(Data records)
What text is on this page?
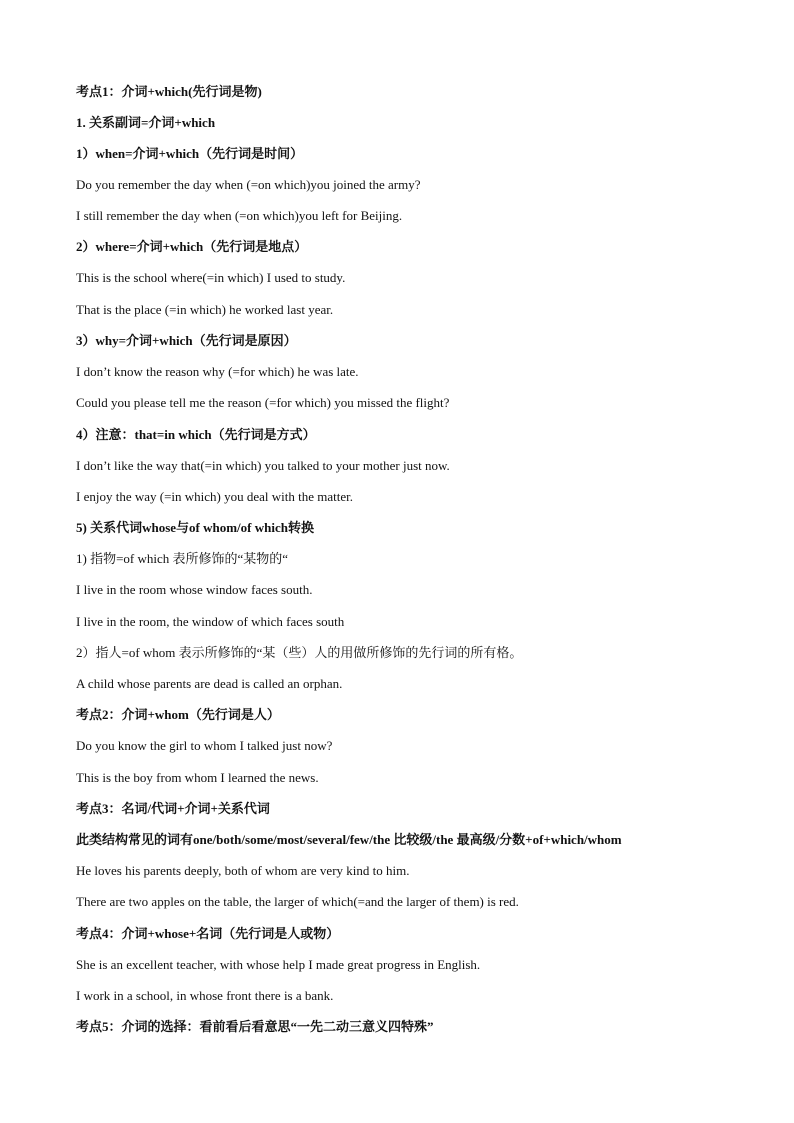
考点1：介词+which(先行词是物)
1. 关系副词=介词+which
1）when=介词+which（先行词是时间）
Do you remember the day when (=on which)you joined the army?
I still remember the day when (=on which)you left for Beijing.
2）where=介词+which（先行词是地点）
This is the school where(=in which) I used to study.
That is the place (=in which) he worked last year.
3）why=介词+which（先行词是原因）
I don’t know the reason why (=for which) he was late.
Could you please tell me the reason (=for which) you missed the flight?
4）注意：that=in which（先行词是方式）
I don’t like the way that(=in which) you talked to your mother just now.
I enjoy the way (=in which) you deal with the matter.
5) 关系代词whose与of whom/of which转换
1) 指物=of which 表所修饰的“某物的“
I live in the room whose window faces south.
I live in the room, the window of which faces south
2）指人=of whom 表示所修饰的“某（些）人的用做所修饰的先行词的所有格。
A child whose parents are dead is called an orphan.
考点2：介词+whom（先行词是人）
Do you know the girl to whom I talked just now?
This is the boy from whom I learned the news.
考点3：名词/代词+介词+关系代词
此类结构常见的词有one/both/some/most/several/few/the 比较级/the 最高级/分数+of+which/whom
He loves his parents deeply, both of whom are very kind to him.
There are two apples on the table, the larger of which(=and the larger of them) is red.
考点4：介词+whose+名词（先行词是人或物）
She is an excellent teacher, with whose help I made great progress in English.
I work in a school, in whose front there is a bank.
考点5：介词的选择：看前看后看意思“一先二动三意义四特殊”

== Prompt ==
Using the material above, retype each entry exactly and omit the pictures.

== Exercise result ==
What text is on this page?
考点1：介词+which(先行词是物)
1. 关系副词=介词+which
1）when=介词+which（先行词是时间）
Do you remember the day when (=on which)you joined the army?
I still remember the day when (=on which)you left for Beijing.
2）where=介词+which（先行词是地点）
This is the school where(=in which) I used to study.
That is the place (=in which) he worked last year.
3）why=介词+which（先行词是原因）
I don’t know the reason why (=for which) he was late.
Could you please tell me the reason (=for which) you missed the flight?
4）注意：that=in which（先行词是方式）
I don’t like the way that(=in which) you talked to your mother just now.
I enjoy the way (=in which) you deal with the matter.
5) 关系代词whose与of whom/of which转换
1) 指物=of which 表所修饰的“某物的“
I live in the room whose window faces south.
I live in the room, the window of which faces south
2）指人=of whom 表示所修饰的“某（些）人的用做所修饰的先行词的所有格。
A child whose parents are dead is called an orphan.
考点2：介词+whom（先行词是人）
Do you know the girl to whom I talked just now?
This is the boy from whom I learned the news.
考点3：名词/代词+介词+关系代词
此类结构常见的词有one/both/some/most/several/few/the 比较级/the 最高级/分数+of+which/whom
He loves his parents deeply, both of whom are very kind to him.
There are two apples on the table, the larger of which(=and the larger of them) is red.
考点4：介词+whose+名词（先行词是人或物）
She is an excellent teacher, with whose help I made great progress in English.
I work in a school, in whose front there is a bank.
考点5：介词的选择：看前看后看意思“一先二动三意义四特殊”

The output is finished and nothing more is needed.